Excerpts from a figure dataset
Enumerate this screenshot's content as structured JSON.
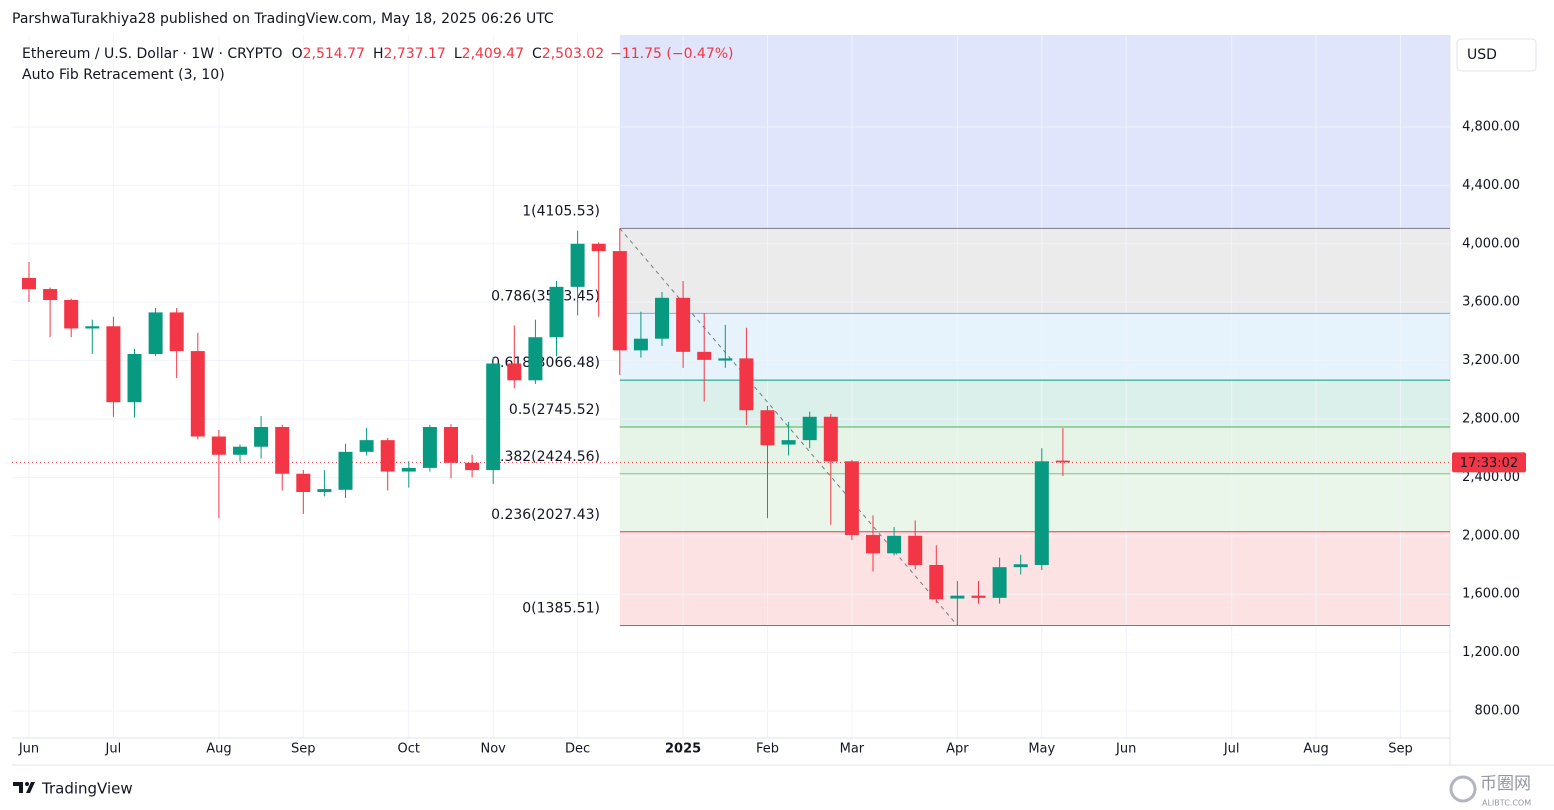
{
  "header": {
    "byline": "ParshwaTurakhiya28 published on TradingView.com, May 18, 2025 06:26 UTC",
    "symbol": "Ethereum / U.S. Dollar · 1W · CRYPTO",
    "ohlc": {
      "labels": [
        "O",
        "H",
        "L",
        "C"
      ],
      "values": [
        2514.77,
        2737.17,
        2409.47,
        2503.02
      ],
      "value_labels": [
        "2,514.77",
        "2,737.17",
        "2,409.47",
        "2,503.02"
      ]
    },
    "change": "−11.75 (−0.47%)",
    "indicator": "Auto Fib Retracement (3, 10)",
    "currency": "USD",
    "countdown": "17:33:02"
  },
  "footer": {
    "brand": "TradingView",
    "watermark": "币圈网",
    "watermark_url": "ALIBTC.COM"
  },
  "chart_data": {
    "type": "candlestick",
    "up_color": "#089981",
    "down_color": "#f23645",
    "categories": [
      "Jun",
      null,
      null,
      null,
      "Jul",
      null,
      null,
      null,
      null,
      "Aug",
      null,
      null,
      null,
      "Sep",
      null,
      null,
      null,
      null,
      "Oct",
      null,
      null,
      null,
      "Nov",
      null,
      null,
      null,
      "Dec",
      null,
      null,
      null,
      null,
      "2025",
      null,
      null,
      null,
      "Feb",
      null,
      null,
      null,
      "Mar",
      null,
      null,
      null,
      null,
      "Apr",
      null,
      null,
      null,
      "May",
      null,
      null,
      null,
      "Jun",
      null,
      null,
      null,
      null,
      "Jul",
      null,
      null,
      null,
      "Aug",
      null,
      null,
      null,
      "Sep",
      null,
      null
    ],
    "open": [
      3766,
      3690,
      3615,
      3420,
      3435,
      2915,
      3245,
      3530,
      3265,
      2680,
      2555,
      2610,
      2745,
      2425,
      2300,
      2315,
      2575,
      2655,
      2440,
      2465,
      2745,
      2500,
      2450,
      3180,
      3065,
      3360,
      3705,
      4000,
      3950,
      3270,
      3350,
      3630,
      3260,
      3200,
      3215,
      2860,
      2625,
      2655,
      2815,
      2510,
      2005,
      1880,
      2000,
      1800,
      1570,
      1590,
      1575,
      1785,
      1800,
      2514.77,
      null,
      null,
      null,
      null,
      null,
      null,
      null,
      null,
      null,
      null,
      null,
      null,
      null,
      null,
      null,
      null,
      null,
      null
    ],
    "high": [
      3875,
      3700,
      3625,
      3480,
      3500,
      3280,
      3560,
      3560,
      3390,
      2725,
      2625,
      2820,
      2760,
      2450,
      2450,
      2630,
      2740,
      2670,
      2510,
      2760,
      2765,
      2555,
      3225,
      3440,
      3480,
      3745,
      4090,
      4010,
      4105.53,
      3535,
      3670,
      3745,
      3525,
      3445,
      3425,
      2890,
      2780,
      2850,
      2835,
      2520,
      2140,
      2060,
      2105,
      1935,
      1690,
      1690,
      1850,
      1870,
      2600,
      2737.17,
      null,
      null,
      null,
      null,
      null,
      null,
      null,
      null,
      null,
      null,
      null,
      null,
      null,
      null,
      null,
      null,
      null,
      null
    ],
    "low": [
      3601,
      3360,
      3360,
      3245,
      2815,
      2810,
      3230,
      3080,
      2660,
      2120,
      2510,
      2530,
      2310,
      2150,
      2270,
      2260,
      2550,
      2310,
      2330,
      2440,
      2395,
      2400,
      2355,
      3010,
      3040,
      3230,
      3510,
      3500,
      3100,
      3220,
      3300,
      3150,
      2920,
      3150,
      2760,
      2120,
      2550,
      2600,
      2075,
      1970,
      1755,
      1865,
      1770,
      1540,
      1385.51,
      1535,
      1535,
      1735,
      1765,
      2409.47,
      null,
      null,
      null,
      null,
      null,
      null,
      null,
      null,
      null,
      null,
      null,
      null,
      null,
      null,
      null,
      null,
      null,
      null
    ],
    "close": [
      3690,
      3615,
      3420,
      3435,
      2915,
      3245,
      3530,
      3265,
      2680,
      2555,
      2610,
      2745,
      2425,
      2300,
      2320,
      2575,
      2655,
      2440,
      2465,
      2745,
      2500,
      2450,
      3180,
      3065,
      3360,
      3705,
      4000,
      3950,
      3270,
      3350,
      3630,
      3260,
      3205,
      3215,
      2860,
      2620,
      2655,
      2815,
      2510,
      2005,
      1880,
      2000,
      1800,
      1565,
      1590,
      1575,
      1785,
      1805,
      2510,
      2503.02,
      null,
      null,
      null,
      null,
      null,
      null,
      null,
      null,
      null,
      null,
      null,
      null,
      null,
      null,
      null,
      null,
      null,
      null
    ],
    "ylim": [
      615,
      5430
    ],
    "yticks": [
      {
        "value": 800,
        "label": "800.00"
      },
      {
        "value": 1200,
        "label": "1,200.00"
      },
      {
        "value": 1600,
        "label": "1,600.00"
      },
      {
        "value": 2000,
        "label": "2,000.00"
      },
      {
        "value": 2400,
        "label": "2,400.00"
      },
      {
        "value": 2800,
        "label": "2,800.00"
      },
      {
        "value": 3200,
        "label": "3,200.00"
      },
      {
        "value": 3600,
        "label": "3,600.00"
      },
      {
        "value": 4000,
        "label": "4,000.00"
      },
      {
        "value": 4400,
        "label": "4,400.00"
      },
      {
        "value": 4800,
        "label": "4,800.00"
      }
    ],
    "grid": true,
    "fib": {
      "values": [
        1385.51,
        2027.43,
        2424.56,
        2745.52,
        3066.48,
        3523.45,
        4105.53
      ],
      "value_labels": [
        "0(1385.51)",
        "0.236(2027.43)",
        "0.382(2424.56)",
        "0.5(2745.52)",
        "0.618(3066.48)",
        "0.786(3523.45)",
        "1(4105.53)"
      ],
      "colors": [
        "#787b86",
        "#f23645",
        "#81c784",
        "#4caf50",
        "#089981",
        "#64b5f6",
        "#787b86"
      ],
      "fill_colors": [
        "#fde2e3",
        "#ebf6eb",
        "#e6f4e7",
        "#dbefeb",
        "#e6f3fd",
        "#ebebeb",
        "#e0e5fb"
      ]
    }
  }
}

→ **Problem details**
Your task is to collect every line above that contains the word "TradingView".

→ **Problem solution**
    "byline": "ParshwaTurakhiya28 published on TradingView.com, May 18, 2025 06:26 UTC",
    "brand": "TradingView",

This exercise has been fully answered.